(Data excerpts)
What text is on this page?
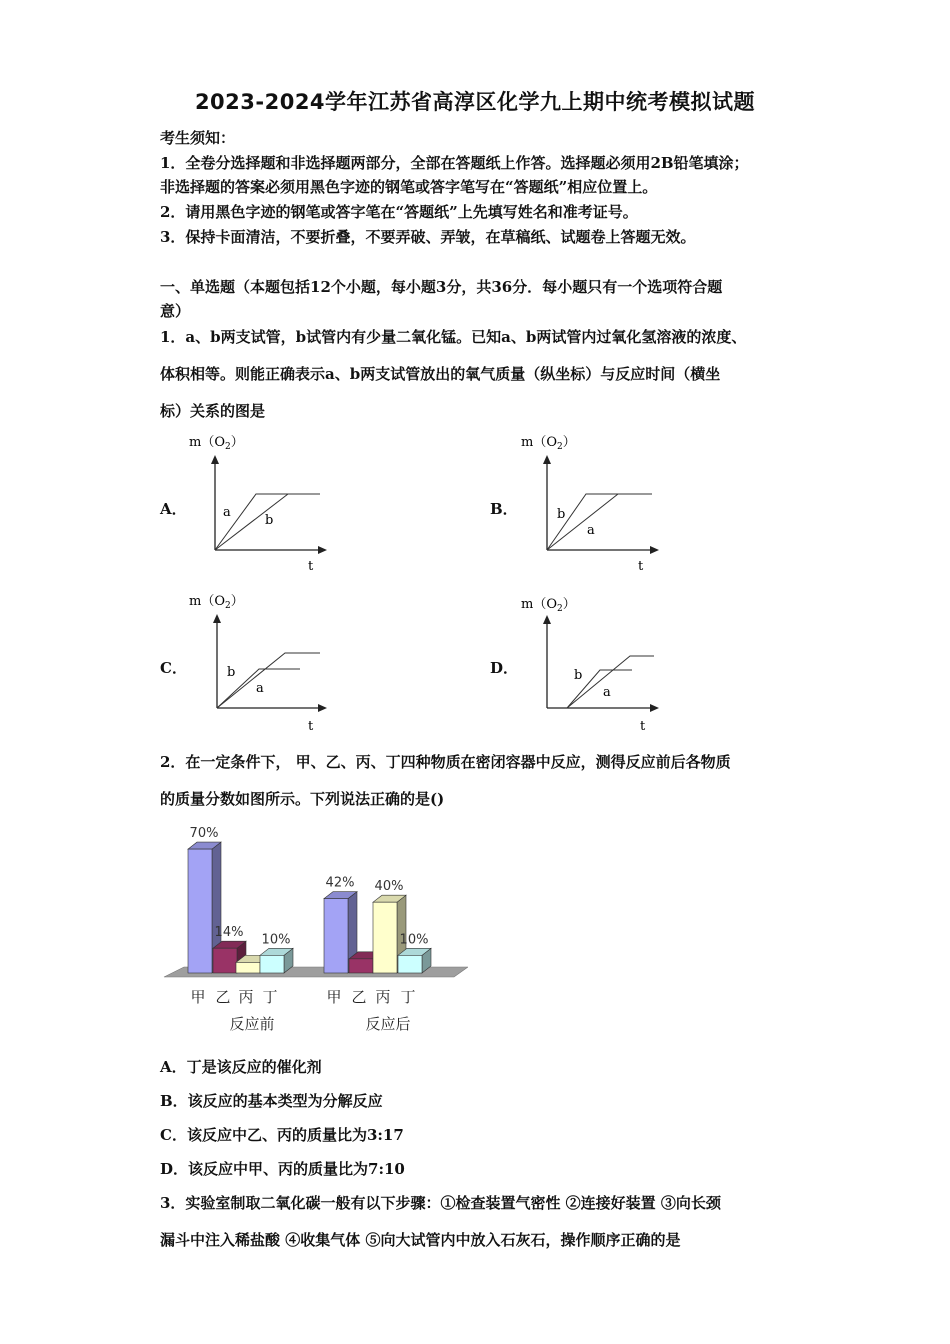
2023-2024学年江苏省高淳区化学九上期中统考模拟试题
考生须知：
1．全卷分选择题和非选择题两部分，全部在答题纸上作答。选择题必须用2B铅笔填涂；
非选择题的答案必须用黑色字迹的钢笔或答字笔写在“答题纸”相应位置上。
2．请用黑色字迹的钢笔或答字笔在“答题纸”上先填写姓名和准考证号。
3．保持卡面清洁，不要折叠，不要弄破、弄皱，在草稿纸、试题卷上答题无效。
一、单选题（本题包括12个小题，每小题3分，共36分．每小题只有一个选项符合题
意）
1．a、b两支试管，b试管内有少量二氧化锰。已知a、b两试管内过氧化氢溶液的浓度、
体积相等。则能正确表示a、b两支试管放出的氧气质量（纵坐标）与反应时间（横坐
标）关系的图是
A．
$m(O_2)$
a
b
t
B．
$m(O_2)$
b
a
t
C．
$m(O_2)$
b
a
t
D．
$m(O_2)$
b
a
t
2．在一定条件下， 甲、乙、丙、丁四种物质在密闭容器中反应，测得反应前后各物质
的质量分数如图所示。下列说法正确的是()
70%
14% 10%
甲 乙 丙 丁
反应前
42% 40%
10%
甲 乙 丙 丁
反应后
A．丁是该反应的催化剂
B．该反应的基本类型为分解反应
C．该反应中乙、丙的质量比为3:17
D．该反应中甲、丙的质量比为7:10
3．实验室制取二氧化碳一般有以下步骤：①检查装置气密性 ②连接好装置 ③向长颈
漏斗中注入稀盐酸 ④收集气体 ⑤向大试管内中放入石灰石，操作顺序正确的是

__STATED PROBLEM__:
Apart from the pictures, the entries above are to be repeated in full and exactly.

__CORRECT RESPONSE__:
What text is on this page?
2023-2024学年江苏省高淳区化学九上期中统考模拟试题
考生须知：
1．全卷分选择题和非选择题两部分，全部在答题纸上作答。选择题必须用2B铅笔填涂；
非选择题的答案必须用黑色字迹的钢笔或答字笔写在“答题纸”相应位置上。
2．请用黑色字迹的钢笔或答字笔在“答题纸”上先填写姓名和准考证号。
3．保持卡面清洁，不要折叠，不要弄破、弄皱，在草稿纸、试题卷上答题无效。
一、单选题（本题包括12个小题，每小题3分，共36分．每小题只有一个选项符合题
意）
1．a、b两支试管，b试管内有少量二氧化锰。已知a、b两试管内过氧化氢溶液的浓度、
体积相等。则能正确表示a、b两支试管放出的氧气质量（纵坐标）与反应时间（横坐
标）关系的图是
A．
$m(O_2)$
a
b
t
B．
$m(O_2)$
b
a
t
C．
$m(O_2)$
b
a
t
D．
$m(O_2)$
b
a
t
2．在一定条件下， 甲、乙、丙、丁四种物质在密闭容器中反应，测得反应前后各物质
的质量分数如图所示。下列说法正确的是()
70%
14% 10%
甲 乙 丙 丁
反应前
42% 40%
10%
甲 乙 丙 丁
反应后
A．丁是该反应的催化剂
B．该反应的基本类型为分解反应
C．该反应中乙、丙的质量比为3:17
D．该反应中甲、丙的质量比为7:10
3．实验室制取二氧化碳一般有以下步骤：①检查装置气密性 ②连接好装置 ③向长颈
漏斗中注入稀盐酸 ④收集气体 ⑤向大试管内中放入石灰石，操作顺序正确的是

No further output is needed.